» Exercise goal
Please return every line from the entries that has the string "their" in it.

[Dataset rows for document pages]
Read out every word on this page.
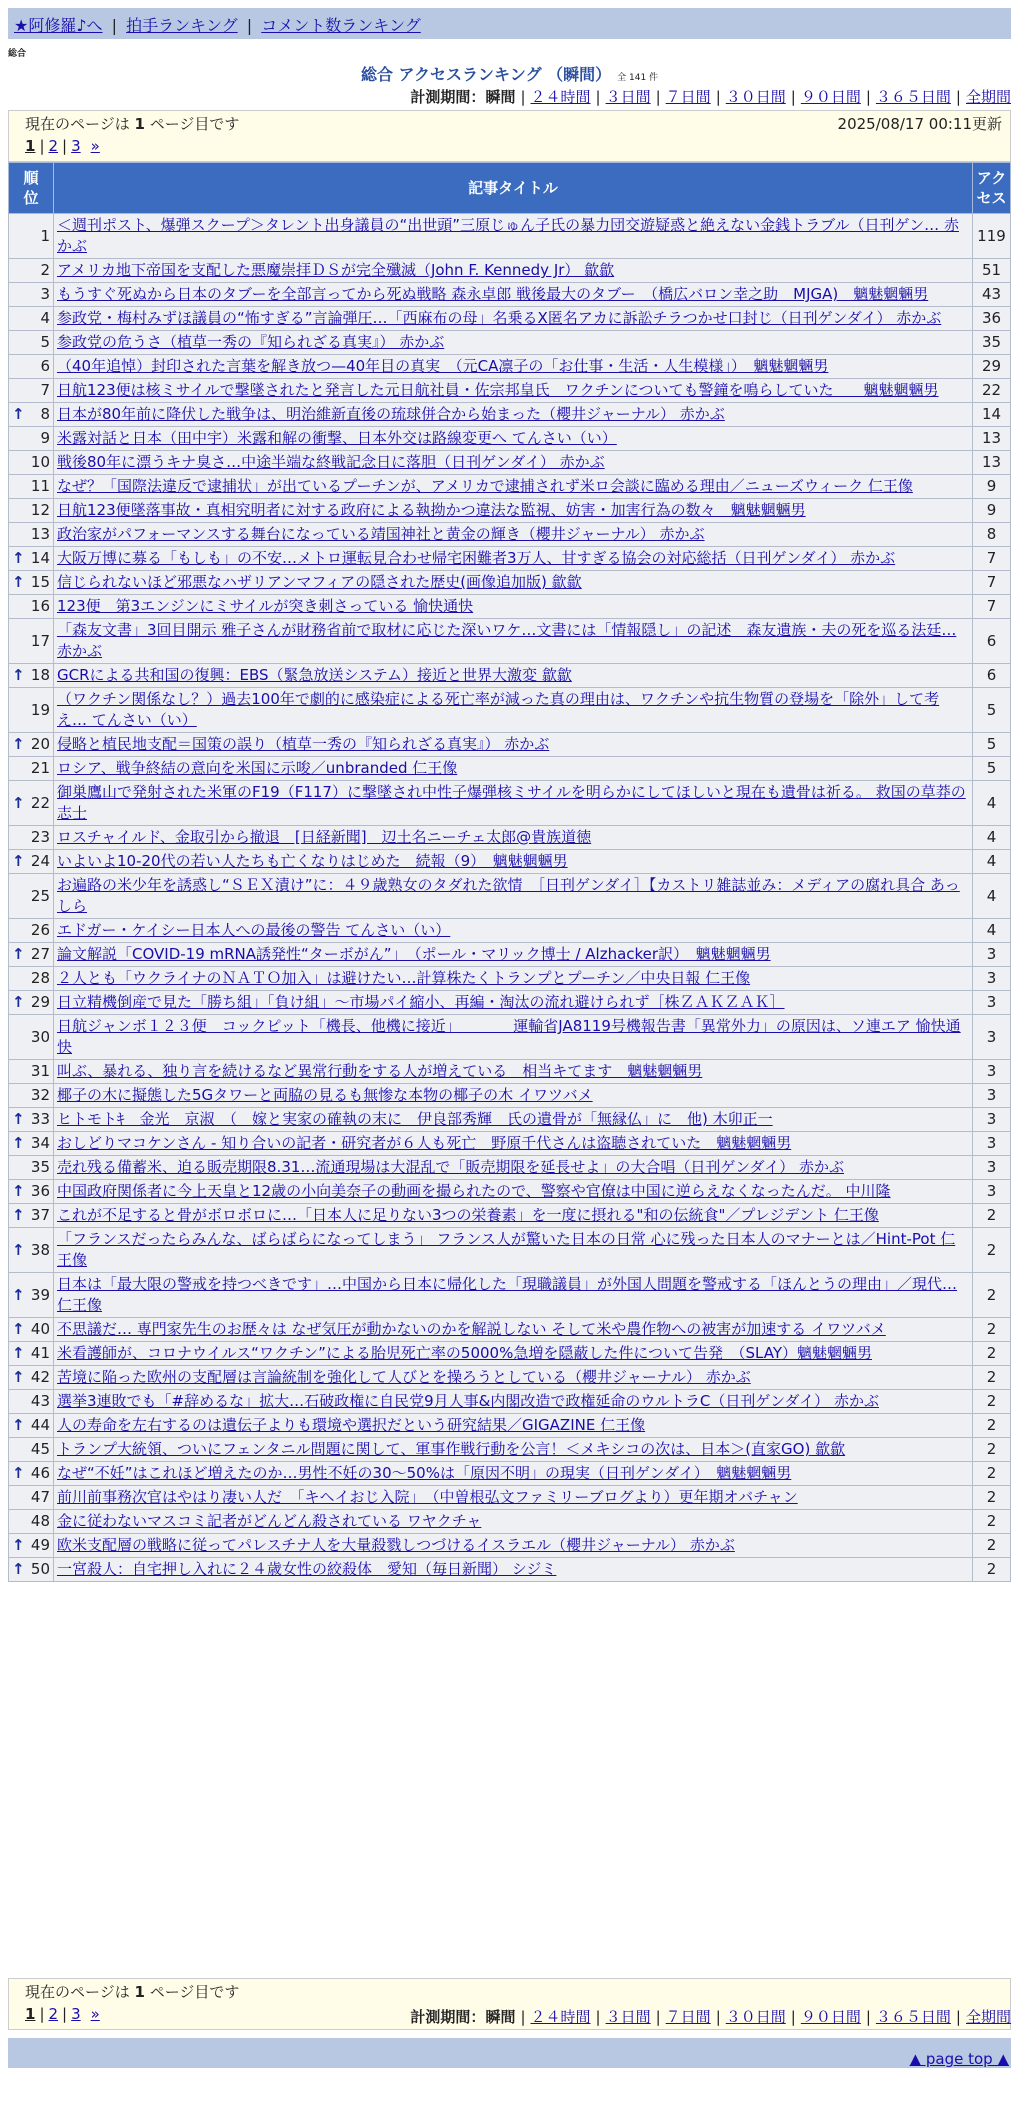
★阿修羅♪へ | 拍手ランキング | コメント数ランキング
総合
総合 アクセスランキング （瞬間） 全 141 件
計測期間：瞬間 | ２４時間 | ３日間 | ７日間 | ３０日間 | ９０日間 | ３６５日間 | 全期間
現在のページは 1 ページ目です	2025/08/17 00:11更新
1 | 2 | 3 »
順位	記事タイトル	アクセス
1	＜週刊ポスト、爆弾スクープ＞タレント出身議員の“出世頭”三原じゅん子氏の暴力団交遊疑惑と絶えない金銭トラブル（日刊ゲン… 赤かぶ	119
2	アメリカ地下帝国を支配した悪魔崇拝ＤＳが完全殲滅（John F. Kennedy Jr） 歙歙	51
3	もうすぐ死ぬから日本のタブーを全部言ってから死ぬ戦略 森永卓郎 戦後最大のタブー　（橋広バロン幸之助　MJGA)　魑魅魍魎男	43
4	参政党・梅村みずほ議員の“怖すぎる”言論弾圧…「西麻布の母」名乗るX匿名アカに訴訟チラつかせ口封じ（日刊ゲンダイ） 赤かぶ	36
5	参政党の危うさ（植草一秀の『知られざる真実』） 赤かぶ	35
6	（40年追悼）封印された言葉を解き放つ—40年目の真実　（元CA凛子の「お仕事・生活・人生模様」）　魑魅魍魎男	29
7	日航123便は核ミサイルで撃墜されたと発言した元日航社員・佐宗邦皇氏　ワクチンについても警鐘を鳴らしていた　　魑魅魍魎男	22

↑ 8	日本が80年前に降伏した戦争は、明治維新直後の琉球併合から始まった（櫻井ジャーナル） 赤かぶ	14
9	米露対話と日本（田中宇）米露和解の衝撃、日本外交は路線変更へ てんさい（い）	13
10	戦後80年に漂うキナ臭さ…中途半端な終戦記念日に落胆（日刊ゲンダイ） 赤かぶ	13
11	なぜ？「国際法違反で逮捕状」が出ているプーチンが、アメリカで逮捕されず米ロ会談に臨める理由／ニューズウィーク 仁王像	9
12	日航123便墜落事故・真相究明者に対する政府による執拗かつ違法な監視、妨害・加害行為の数々　魑魅魍魎男	9
13	政治家がパフォーマンスする舞台になっている靖国神社と黄金の輝き（櫻井ジャーナル） 赤かぶ	8

↑ 14	大阪万博に募る「もしも」の不安…メトロ運転見合わせ帰宅困難者3万人、甘すぎる協会の対応総括（日刊ゲンダイ） 赤かぶ	7

↑ 15	信じられないほど邪悪なハザリアンマフィアの隠された歴史(画像追加版) 歙歙	7
16	123便　第3エンジンにミサイルが突き刺さっている 愉快通快	7
17	「森友文書」3回目開示 雅子さんが財務省前で取材に応じた深いワケ…文書には「情報隠し」の記述　森友遺族・夫の死を巡る法廷… 赤かぶ	6

↑ 18	GCRによる共和国の復興：EBS（緊急放送システム）接近と世界大激変 歙歙	6
19	（ワクチン関係なし？）過去100年で劇的に感染症による死亡率が減った真の理由は、ワクチンや抗生物質の登場を「除外」して考え… てんさい（い）	5

↑ 20	侵略と植民地支配＝国策の誤り（植草一秀の『知られざる真実』） 赤かぶ	5
21	ロシア、戦争終結の意向を米国に示唆／unbranded 仁王像	5

↑ 22	御巣鷹山で発射された米軍のF19（F117）に撃墜され中性子爆弾核ミサイルを明らかにしてほしいと現在も遺骨は祈る。 救国の草莽の志士	4
23	ロスチャイルド、金取引から撤退　[日経新聞]　辺土名ニーチェ太郎@貴族道徳	4

↑ 24	いよいよ10-20代の若い人たちも亡くなりはじめた　続報（9）　魑魅魍魎男	4
25	お遍路の米少年を誘惑し“ＳＥＸ漬け”に：４９歳熟女のタダれた欲情　［日刊ゲンダイ］【カストリ雑誌並み：メディアの腐れ具合 あっしら	4
26	エドガー・ケイシー日本人への最後の警告 てんさい（い）	4

↑ 27	論文解説「COVID-19 mRNA誘発性“ターボがん”」　（ポール・マリック博士 / Alzhacker訳）　魑魅魍魎男	3
28	２人とも「ウクライナのＮＡＴＯ加入」は避けたい…計算株たくトランプとプーチン／中央日報 仁王像	3

↑ 29	日立精機倒産で見た「勝ち組」「負け組」～市場パイ縮小、再編・淘汰の流れ避けられず［株ＺＡＫＺＡＫ］	3
30	日航ジャンボ１２３便　コックピット「機長、他機に接近」　　　　運輸省JA8119号機報告書「異常外力」の原因は、ソ連エア 愉快通快	3
31	叫ぶ、暴れる、独り言を続けるなど異常行動をする人が増えている　相当キてます　魑魅魍魎男	3
32	椰子の木に擬態した5Gタワーと両脇の見るも無惨な本物の椰子の木 イワツバメ	3

↑ 33	ヒトモトｷ　金光　京淑　（　嫁と実家の確執の末に　伊良部秀輝　氏の遺骨が「無縁仏」に　他) 木卯正一	3

↑ 34	おしどりマコケンさん - 知り合いの記者・研究者が６人も死亡　野原千代さんは盗聴されていた　魑魅魍魎男	3
35	売れ残る備蓄米、迫る販売期限8.31…流通現場は大混乱で「販売期限を延長せよ」の大合唱（日刊ゲンダイ） 赤かぶ	3

↑ 36	中国政府関係者に今上天皇と12歳の小向美奈子の動画を撮られたので、警察や官僚は中国に逆らえなくなったんだ。 中川隆	3

↑ 37	これが不足すると骨がボロボロに…「日本人に足りない3つの栄養素」を一度に摂れる"和の伝統食"／プレジデント 仁王像	2

↑ 38	「フランスだったらみんな、ばらばらになってしまう」 フランス人が驚いた日本の日常 心に残った日本人のマナーとは／Hint-Pot 仁王像	2

↑ 39	日本は「最大限の警戒を持つべきです」…中国から日本に帰化した「現職議員」が外国人問題を警戒する「ほんとうの理由」／現代… 仁王像	2

↑ 40	不思議だ… 専門家先生のお歴々は なぜ気圧が動かないのかを解説しない そして米や農作物への被害が加速する イワツバメ	2

↑ 41	米看護師が、コロナウイルス“ワクチン”による胎児死亡率の5000%急増を隠蔽した件について告発　（SLAY）魑魅魍魎男	2

↑ 42	苦境に陥った欧州の支配層は言論統制を強化して人びとを操ろうとしている（櫻井ジャーナル） 赤かぶ	2
43	選挙3連敗でも「#辞めるな」拡大…石破政権に自民党9月人事&内閣改造で政権延命のウルトラC（日刊ゲンダイ） 赤かぶ	2

↑ 44	人の寿命を左右するのは遺伝子よりも環境や選択だという研究結果／GIGAZINE 仁王像	2
45	トランプ大統領、ついにフェンタニル問題に関して、軍事作戦行動を公言！＜メキシコの次は、日本＞(直家GO) 歙歙	2

↑ 46	なぜ“不妊”はこれほど増えたのか…男性不妊の30～50%は「原因不明」の現実（日刊ゲンダイ）　魑魅魍魎男	2
47	前川前事務次官はやはり凄い人だ　「キヘイおじ入院」　（中曽根弘文ファミリーブログより）更年期オバチャン	2
48	金に従わないマスコミ記者がどんどん殺されている ワヤクチャ	2

↑ 49	欧米支配層の戦略に従ってパレスチナ人を大量殺戮しつづけるイスラエル（櫻井ジャーナル） 赤かぶ	2

↑ 50	一宮殺人：自宅押し入れに２４歳女性の絞殺体　愛知（毎日新聞） シジミ	2
現在のページは 1 ページ目です
1 | 2 | 3 »	計測期間：瞬間 | ２４時間 | ３日間 | ７日間 | ３０日間 | ９０日間 | ３６５日間 | 全期間
▲ page top ▲
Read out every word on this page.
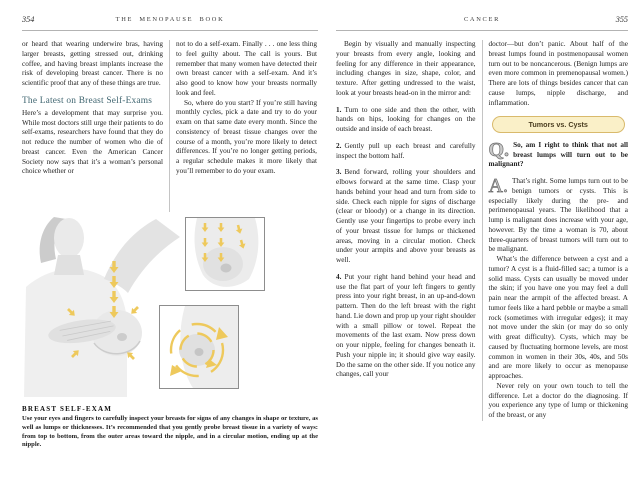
354	THE MENOPAUSE BOOK

or heard that wearing underwire bras, having larger breasts, getting stressed out, drinking coffee, and having breast implants increase the risk of developing breast cancer. There is no scientific proof that any of these things are true.

The Latest on Breast Self-Exams

Here’s a development that may surprise you. While most doctors still urge their patients to do self-exams, researchers have found that they do not reduce the number of women who die of breast cancer. Even the American Cancer Society now says that it’s a woman’s personal choice whether or

not to do a self-exam. Finally . . . one less thing to feel guilty about. The call is yours. But remember that many women have detected their own breast cancer with a self-exam. And it’s also good to know how your breasts normally look and feel.

So, where do you start? If you’re still having monthly cycles, pick a date and try to do your exam on that same date every month. Since the consistency of breast tissue changes over the course of a month, you’re more likely to detect differences. If you’re no longer getting periods, a regular schedule makes it more likely that you’ll remember to do your exam.

BREAST SELF-EXAM

Use your eyes and fingers to carefully inspect your breasts for signs of any changes in shape or texture, as well as lumps or thicknesses. It’s recommended that you gently probe breast tissue in a variety of ways: from top to bottom, from the outer areas toward the nipple, and in a circular motion, ending up at the nipple.

CANCER	355

Begin by visually and manually inspecting your breasts from every angle, looking and feeling for any difference in their appearance, including changes in size, shape, color, and texture. After getting undressed to the waist, look at your breasts head-on in the mirror and:

1. Turn to one side and then the other, with hands on hips, looking for changes on the outside and inside of each breast.
2. Gently pull up each breast and carefully inspect the bottom half.
3. Bend forward, rolling your shoulders and elbows forward at the same time. Clasp your hands behind your head and turn from side to side. Check each nipple for signs of discharge (clear or bloody) or a change in its direction. Gently use your fingertips to probe every inch of your breast tissue for lumps or thickened areas, moving in a circular motion. Check under your armpits and above your breasts as well.
4. Put your right hand behind your head and use the flat part of your left fingers to gently press into your right breast, in an up-and-down pattern. Then do the left breast with the right hand. Lie down and prop up your right shoulder with a small pillow or towel. Repeat the movements of the last exam. Now press down on your nipple, feeling for changes beneath it. Push your nipple in; it should give way easily. Do the same on the other side. If you notice any changes, call your

doctor—but don’t panic. About half of the breast lumps found in postmenopausal women turn out to be noncancerous. (Benign lumps are even more common in premenopausal women.) There are lots of things besides cancer that can cause lumps, nipple discharge, and inflammation.

Tumors vs. Cysts

Q. So, am I right to think that not all breast lumps will turn out to be malignant?

A. That’s right. Some lumps turn out to be benign tumors or cysts. This is especially likely during the pre- and perimenopausal years. The likelihood that a lump is malignant does increase with your age, however. By the time a woman is 70, about three-quarters of breast tumors will turn out to be malignant.

What’s the difference between a cyst and a tumor? A cyst is a fluid-filled sac; a tumor is a solid mass. Cysts can usually be moved under the skin; if you have one you may feel a dull pain near the armpit of the affected breast. A tumor feels like a hard pebble or maybe a small rock (sometimes with irregular edges); it may not move under the skin (or may do so only with great difficulty). Cysts, which may be caused by fluctuating hormone levels, are most common in women in their 30s, 40s, and 50s and are more likely to occur as menopause approaches.

Never rely on your own touch to tell the difference. Let a doctor do the diagnosing. If you experience any type of lump or thickening of the breast, or any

» Solution
Here’s a development that may surprise you. While most doctors still urge their patients to do self-exams, researchers have found that they do not reduce the number of women who die of breast cancer. Even the American Cancer Society now says that it’s a woman’s personal choice whether or
not to do a self-exam. Finally . . . one less thing to feel guilty about. The call is yours. But remember that many women have detected their own breast cancer with a self-exam. And it’s also good to know how your breasts normally look and feel.
Begin by visually and manually inspecting your breasts from every angle, looking and feeling for any difference in their appearance, including changes in size, shape, color, and texture. After getting undressed to the waist, look at your breasts head-on in the mirror and:
What’s the difference between a cyst and a tumor? A cyst is a fluid-filled sac; a tumor is a solid mass. Cysts can usually be moved under the skin; if you have one you may feel a dull pain near the armpit of the affected breast. A tumor feels like a hard pebble or maybe a small rock (sometimes with irregular edges); it may not move under the skin (or may do so only with great difficulty). Cysts, which may be caused by fluctuating hormone levels, are most common in women in their 30s, 40s, and 50s and are more likely to occur as menopause approaches.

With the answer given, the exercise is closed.